— BEGIN —
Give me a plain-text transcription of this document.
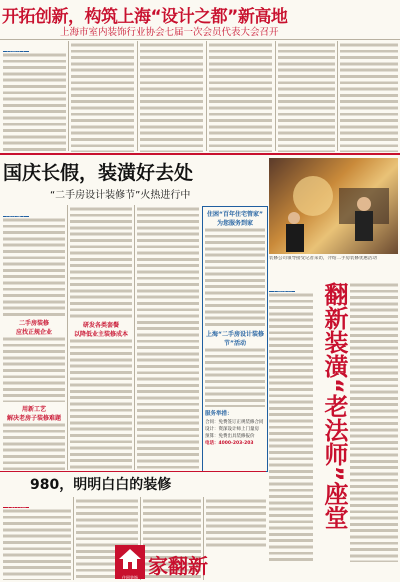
开拓创新，构筑上海“设计之都”新高地
上海市室内装饰行业协会七届一次会员代表大会召开
国庆长假，装潢好去处
“二手房设计装修节”火热进行中
二手房装修
应找正规企业
用新工艺
解决老房子装修难题
研发各类套餐
以降低业主装修成本
住困“百年住宅管家”
为您服务到家
上海“二手房设计装修节”活动
服务举措：
合同：免费签订正规装修合同
设计：资深设计师上门量房
预算：免费出具装修报价
电话：4000-203-203
装修公司领导接受记者采访，介绍二手房装修优惠活动
翻新装潢“老法师”座堂
980，明明白白的装修
住困装饰 家翻新
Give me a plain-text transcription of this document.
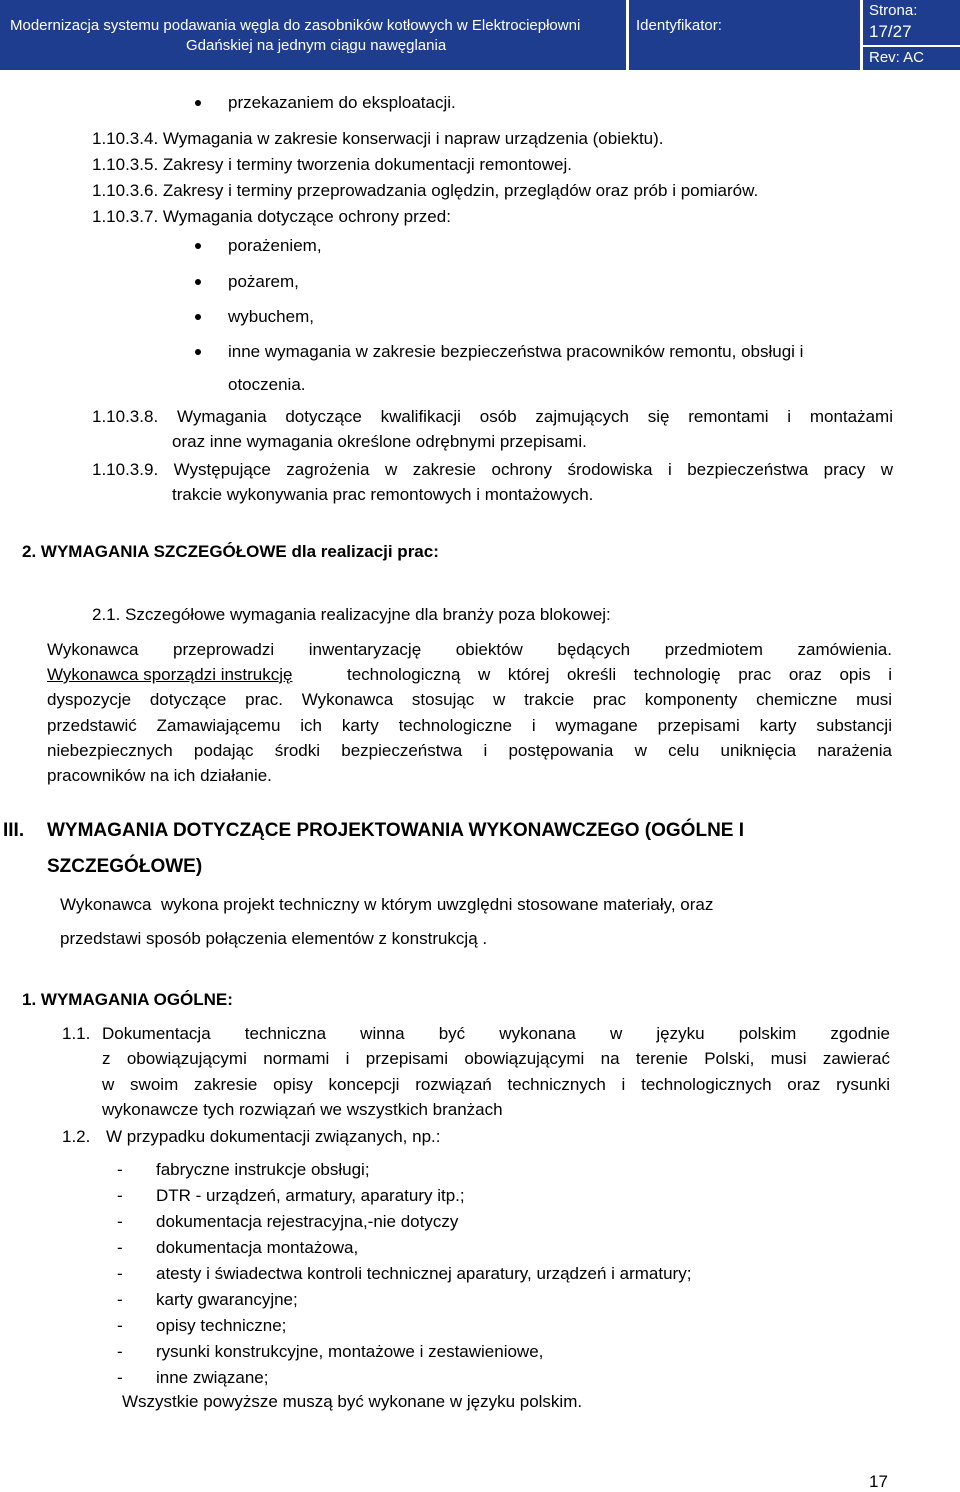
Modernizacja systemu podawania węgla do zasobników kotłowych w Elektrociepłowni
Gdańskiej na jednym ciągu nawęglania
Identyfikator:
Strona:
17/27
Rev: AC
przekazaniem do eksploatacji.
1.10.3.4. Wymagania w zakresie konserwacji i napraw urządzenia (obiektu).
1.10.3.5. Zakresy i terminy tworzenia dokumentacji remontowej.
1.10.3.6. Zakresy i terminy przeprowadzania oględzin, przeglądów oraz prób i pomiarów.
1.10.3.7. Wymagania dotyczące ochrony przed:
porażeniem,
pożarem,
wybuchem,
inne wymagania w zakresie bezpieczeństwa pracowników remontu, obsługi i
otoczenia.
1.10.3.8. Wymagania dotyczące kwalifikacji osób zajmujących się remontami i montażami
oraz inne wymagania określone odrębnymi przepisami.
1.10.3.9. Występujące zagrożenia w zakresie ochrony środowiska i bezpieczeństwa pracy w
trakcie wykonywania prac remontowych i montażowych.
2. WYMAGANIA SZCZEGÓŁOWE dla realizacji prac:
2.1. Szczegółowe wymagania realizacyjne dla branży poza blokowej:
Wykonawca przeprowadzi inwentaryzację obiektów będących przedmiotem zamówienia.
Wykonawca sporządzi instrukcję	technologiczną w której określi technologię prac oraz opis i
dyspozycje dotyczące prac. Wykonawca stosując w trakcie prac komponenty chemiczne musi
przedstawić Zamawiającemu ich karty technologiczne i wymagane przepisami karty substancji
niebezpiecznych podając środki bezpieczeństwa i postępowania w celu uniknięcia narażenia
pracowników na ich działanie.
III. WYMAGANIA DOTYCZĄCE PROJEKTOWANIA WYKONAWCZEGO (OGÓLNE I
SZCZEGÓŁOWE)
Wykonawca  wykona projekt techniczny w którym uwzględni stosowane materiały, oraz
przedstawi sposób połączenia elementów z konstrukcją .
1. WYMAGANIA OGÓLNE:
1.1. Dokumentacja techniczna winna być wykonana w języku polskim zgodnie
z obowiązującymi normami i przepisami obowiązującymi na terenie Polski, musi zawierać
w swoim zakresie opisy koncepcji rozwiązań technicznych i technologicznych oraz rysunki
wykonawcze tych rozwiązań we wszystkich branżach
1.2. W przypadku dokumentacji związanych, np.:
- fabryczne instrukcje obsługi;
- DTR - urządzeń, armatury, aparatury itp.;
- dokumentacja rejestracyjna,-nie dotyczy
- dokumentacja montażowa,
- atesty i świadectwa kontroli technicznej aparatury, urządzeń i armatury;
- karty gwarancyjne;
- opisy techniczne;
- rysunki konstrukcyjne, montażowe i zestawieniowe,
- inne związane;
Wszystkie powyższe muszą być wykonane w języku polskim.
17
— END —
• _Written problem_
Reproduce every record above exactly, but leave out the pictures.

• _Problem solution_
Give me a plain-text transcription of this document.
开拓创新，构筑上海“设计之都”新高地
上海市室内装饰行业协会七届一次会员代表大会召开
国庆长假，装潢好去处
“二手房设计装修节”火热进行中
二手房装修
应找正规企业
用新工艺
解决老房子装修难题
研发各类套餐
以降低业主装修成本
住困“百年住宅管家”
为您服务到家
上海“二手房设计装修节”活动
服务举措：
合同：免费签订正规装修合同
设计：资深设计师上门量房
预算：免费出具装修报价
电话：4000-203-203
装修公司领导接受记者采访，介绍二手房装修优惠活动
翻新装潢“老法师”座堂
980，明明白白的装修
住困装饰 家翻新
Give me a plain-text transcription of this document.
Modernizacja systemu podawania węgla do zasobników kotłowych w Elektrociepłowni
Gdańskiej na jednym ciągu nawęglania
Identyfikator:
Strona:
17/27
Rev: AC
przekazaniem do eksploatacji.
1.10.3.4. Wymagania w zakresie konserwacji i napraw urządzenia (obiektu).
1.10.3.5. Zakresy i terminy tworzenia dokumentacji remontowej.
1.10.3.6. Zakresy i terminy przeprowadzania oględzin, przeglądów oraz prób i pomiarów.
1.10.3.7. Wymagania dotyczące ochrony przed:
porażeniem,
pożarem,
wybuchem,
inne wymagania w zakresie bezpieczeństwa pracowników remontu, obsługi i
otoczenia.
1.10.3.8. Wymagania dotyczące kwalifikacji osób zajmujących się remontami i montażami
oraz inne wymagania określone odrębnymi przepisami.
1.10.3.9. Występujące zagrożenia w zakresie ochrony środowiska i bezpieczeństwa pracy w
trakcie wykonywania prac remontowych i montażowych.
2. WYMAGANIA SZCZEGÓŁOWE dla realizacji prac:
2.1. Szczegółowe wymagania realizacyjne dla branży poza blokowej:
Wykonawca przeprowadzi inwentaryzację obiektów będących przedmiotem zamówienia.
Wykonawca sporządzi instrukcję	technologiczną w której określi technologię prac oraz opis i
dyspozycje dotyczące prac. Wykonawca stosując w trakcie prac komponenty chemiczne musi
przedstawić Zamawiającemu ich karty technologiczne i wymagane przepisami karty substancji
niebezpiecznych podając środki bezpieczeństwa i postępowania w celu uniknięcia narażenia
pracowników na ich działanie.
III. WYMAGANIA DOTYCZĄCE PROJEKTOWANIA WYKONAWCZEGO (OGÓLNE I
SZCZEGÓŁOWE)
Wykonawca  wykona projekt techniczny w którym uwzględni stosowane materiały, oraz
przedstawi sposób połączenia elementów z konstrukcją .
1. WYMAGANIA OGÓLNE:
1.1. Dokumentacja techniczna winna być wykonana w języku polskim zgodnie
z obowiązującymi normami i przepisami obowiązującymi na terenie Polski, musi zawierać
w swoim zakresie opisy koncepcji rozwiązań technicznych i technologicznych oraz rysunki
wykonawcze tych rozwiązań we wszystkich branżach
1.2. W przypadku dokumentacji związanych, np.:
- fabryczne instrukcje obsługi;
- DTR - urządzeń, armatury, aparatury itp.;
- dokumentacja rejestracyjna,-nie dotyczy
- dokumentacja montażowa,
- atesty i świadectwa kontroli technicznej aparatury, urządzeń i armatury;
- karty gwarancyjne;
- opisy techniczne;
- rysunki konstrukcyjne, montażowe i zestawieniowe,
- inne związane;
Wszystkie powyższe muszą być wykonane w języku polskim.
17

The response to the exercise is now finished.